#### Records for this exercise
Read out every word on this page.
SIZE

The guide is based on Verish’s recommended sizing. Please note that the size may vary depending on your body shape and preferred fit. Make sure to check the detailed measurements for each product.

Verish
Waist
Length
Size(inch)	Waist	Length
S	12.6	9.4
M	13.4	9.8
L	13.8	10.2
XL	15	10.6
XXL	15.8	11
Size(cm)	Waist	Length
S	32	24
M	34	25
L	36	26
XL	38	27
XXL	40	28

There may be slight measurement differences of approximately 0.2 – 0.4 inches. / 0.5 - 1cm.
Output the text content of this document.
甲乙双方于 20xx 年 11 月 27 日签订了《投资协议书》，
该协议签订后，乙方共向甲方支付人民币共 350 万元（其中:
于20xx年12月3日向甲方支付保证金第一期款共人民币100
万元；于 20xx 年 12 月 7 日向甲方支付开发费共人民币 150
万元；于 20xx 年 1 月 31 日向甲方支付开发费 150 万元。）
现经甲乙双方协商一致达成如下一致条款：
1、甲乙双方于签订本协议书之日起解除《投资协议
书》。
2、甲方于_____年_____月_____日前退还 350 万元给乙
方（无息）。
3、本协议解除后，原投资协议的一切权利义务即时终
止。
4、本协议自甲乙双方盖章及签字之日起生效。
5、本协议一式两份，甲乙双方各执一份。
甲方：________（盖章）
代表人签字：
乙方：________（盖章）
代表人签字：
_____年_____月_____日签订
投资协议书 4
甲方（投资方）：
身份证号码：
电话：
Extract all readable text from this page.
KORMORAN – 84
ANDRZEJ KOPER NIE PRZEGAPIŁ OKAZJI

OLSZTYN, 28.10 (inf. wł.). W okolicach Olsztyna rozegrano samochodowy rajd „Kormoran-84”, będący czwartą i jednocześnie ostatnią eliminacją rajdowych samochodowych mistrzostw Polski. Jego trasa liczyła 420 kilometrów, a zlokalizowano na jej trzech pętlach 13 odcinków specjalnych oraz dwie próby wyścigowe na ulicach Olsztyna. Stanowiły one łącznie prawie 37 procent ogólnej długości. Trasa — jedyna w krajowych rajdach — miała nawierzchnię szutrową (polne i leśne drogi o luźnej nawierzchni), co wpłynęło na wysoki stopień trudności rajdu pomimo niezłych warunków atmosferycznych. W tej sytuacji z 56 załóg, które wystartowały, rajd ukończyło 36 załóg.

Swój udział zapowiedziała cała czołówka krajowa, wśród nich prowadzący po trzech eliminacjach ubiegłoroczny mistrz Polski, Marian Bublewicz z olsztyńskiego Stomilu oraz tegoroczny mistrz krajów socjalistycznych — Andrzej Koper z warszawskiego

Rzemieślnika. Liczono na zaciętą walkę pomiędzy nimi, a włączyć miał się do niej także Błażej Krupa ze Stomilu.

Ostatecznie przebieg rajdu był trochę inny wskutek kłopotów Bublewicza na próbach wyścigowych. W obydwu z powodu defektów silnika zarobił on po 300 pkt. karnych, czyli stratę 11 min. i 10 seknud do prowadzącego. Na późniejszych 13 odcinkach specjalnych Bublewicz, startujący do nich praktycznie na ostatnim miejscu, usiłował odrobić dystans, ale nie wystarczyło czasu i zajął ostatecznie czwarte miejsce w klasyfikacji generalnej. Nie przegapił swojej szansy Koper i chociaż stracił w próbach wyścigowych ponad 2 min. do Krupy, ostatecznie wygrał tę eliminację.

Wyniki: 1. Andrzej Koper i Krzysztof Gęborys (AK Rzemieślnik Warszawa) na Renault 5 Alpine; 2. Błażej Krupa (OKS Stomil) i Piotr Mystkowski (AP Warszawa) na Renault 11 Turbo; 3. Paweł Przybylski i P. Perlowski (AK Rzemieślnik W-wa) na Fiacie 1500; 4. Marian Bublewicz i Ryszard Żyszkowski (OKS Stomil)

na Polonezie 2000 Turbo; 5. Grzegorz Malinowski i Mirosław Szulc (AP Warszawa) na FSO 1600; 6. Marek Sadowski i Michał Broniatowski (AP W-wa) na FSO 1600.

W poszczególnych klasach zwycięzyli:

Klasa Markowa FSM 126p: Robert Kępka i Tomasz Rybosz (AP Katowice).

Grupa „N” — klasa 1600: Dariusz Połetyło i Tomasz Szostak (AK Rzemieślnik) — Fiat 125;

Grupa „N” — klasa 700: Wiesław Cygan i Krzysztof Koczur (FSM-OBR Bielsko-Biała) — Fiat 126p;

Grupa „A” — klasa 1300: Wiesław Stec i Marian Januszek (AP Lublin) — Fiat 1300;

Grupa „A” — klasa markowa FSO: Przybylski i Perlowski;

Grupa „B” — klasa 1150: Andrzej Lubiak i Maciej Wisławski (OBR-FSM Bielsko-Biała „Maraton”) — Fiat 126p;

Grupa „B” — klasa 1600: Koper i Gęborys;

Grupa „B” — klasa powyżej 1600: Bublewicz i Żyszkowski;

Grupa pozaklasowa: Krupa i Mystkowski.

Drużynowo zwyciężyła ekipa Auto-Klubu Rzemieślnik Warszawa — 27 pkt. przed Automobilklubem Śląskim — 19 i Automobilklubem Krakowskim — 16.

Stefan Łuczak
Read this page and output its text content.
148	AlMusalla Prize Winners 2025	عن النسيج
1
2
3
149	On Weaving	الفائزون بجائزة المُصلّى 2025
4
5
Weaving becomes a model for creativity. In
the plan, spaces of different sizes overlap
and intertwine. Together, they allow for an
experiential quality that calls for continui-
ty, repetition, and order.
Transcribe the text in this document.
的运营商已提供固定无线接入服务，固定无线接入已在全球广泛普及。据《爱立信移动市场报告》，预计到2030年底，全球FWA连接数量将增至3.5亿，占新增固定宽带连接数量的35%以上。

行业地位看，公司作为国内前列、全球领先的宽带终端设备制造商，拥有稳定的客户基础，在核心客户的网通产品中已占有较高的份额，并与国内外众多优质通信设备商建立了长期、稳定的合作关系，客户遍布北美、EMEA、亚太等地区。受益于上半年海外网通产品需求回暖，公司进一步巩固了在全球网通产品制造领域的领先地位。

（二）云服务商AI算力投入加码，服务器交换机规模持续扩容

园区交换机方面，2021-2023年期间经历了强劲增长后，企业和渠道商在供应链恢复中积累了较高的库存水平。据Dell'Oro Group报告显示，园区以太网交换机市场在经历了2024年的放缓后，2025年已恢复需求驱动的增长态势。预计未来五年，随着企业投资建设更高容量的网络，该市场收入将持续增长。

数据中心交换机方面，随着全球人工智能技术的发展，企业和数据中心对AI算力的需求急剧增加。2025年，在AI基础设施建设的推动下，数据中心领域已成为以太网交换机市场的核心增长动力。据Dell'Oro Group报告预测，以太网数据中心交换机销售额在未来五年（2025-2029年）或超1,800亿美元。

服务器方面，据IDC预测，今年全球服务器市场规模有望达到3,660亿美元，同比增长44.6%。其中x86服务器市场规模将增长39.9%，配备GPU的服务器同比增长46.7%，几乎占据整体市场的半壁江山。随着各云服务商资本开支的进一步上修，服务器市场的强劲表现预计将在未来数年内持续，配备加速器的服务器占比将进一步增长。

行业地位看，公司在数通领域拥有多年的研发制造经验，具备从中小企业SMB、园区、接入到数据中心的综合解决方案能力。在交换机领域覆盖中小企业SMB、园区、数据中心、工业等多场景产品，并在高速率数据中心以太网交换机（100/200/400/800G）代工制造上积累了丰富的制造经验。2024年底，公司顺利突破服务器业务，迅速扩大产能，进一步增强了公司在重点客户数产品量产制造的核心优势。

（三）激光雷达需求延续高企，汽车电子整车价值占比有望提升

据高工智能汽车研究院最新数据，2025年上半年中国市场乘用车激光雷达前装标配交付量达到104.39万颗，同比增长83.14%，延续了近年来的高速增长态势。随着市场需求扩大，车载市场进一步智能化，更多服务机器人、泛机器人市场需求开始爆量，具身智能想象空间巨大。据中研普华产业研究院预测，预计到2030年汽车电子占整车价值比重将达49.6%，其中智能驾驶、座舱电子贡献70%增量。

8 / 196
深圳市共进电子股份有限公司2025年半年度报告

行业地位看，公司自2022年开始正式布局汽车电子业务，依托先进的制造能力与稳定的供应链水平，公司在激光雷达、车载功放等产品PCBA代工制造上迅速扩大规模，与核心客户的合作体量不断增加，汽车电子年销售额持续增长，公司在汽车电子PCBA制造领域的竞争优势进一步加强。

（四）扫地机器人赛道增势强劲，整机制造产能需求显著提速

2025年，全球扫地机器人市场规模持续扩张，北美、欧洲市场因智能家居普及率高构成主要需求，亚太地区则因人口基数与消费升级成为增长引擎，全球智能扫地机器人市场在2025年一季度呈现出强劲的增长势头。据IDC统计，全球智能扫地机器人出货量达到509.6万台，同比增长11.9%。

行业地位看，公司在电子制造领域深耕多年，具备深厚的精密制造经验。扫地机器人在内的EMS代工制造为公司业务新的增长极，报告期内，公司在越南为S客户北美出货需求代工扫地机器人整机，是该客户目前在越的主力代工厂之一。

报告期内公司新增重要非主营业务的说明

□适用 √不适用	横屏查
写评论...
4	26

#### Task details
List every line above that holds the word "text".

#### Correct output
Output the text content of this document.
Extract all readable text from this page.
Read this page and output its text content.
Transcribe the text in this document.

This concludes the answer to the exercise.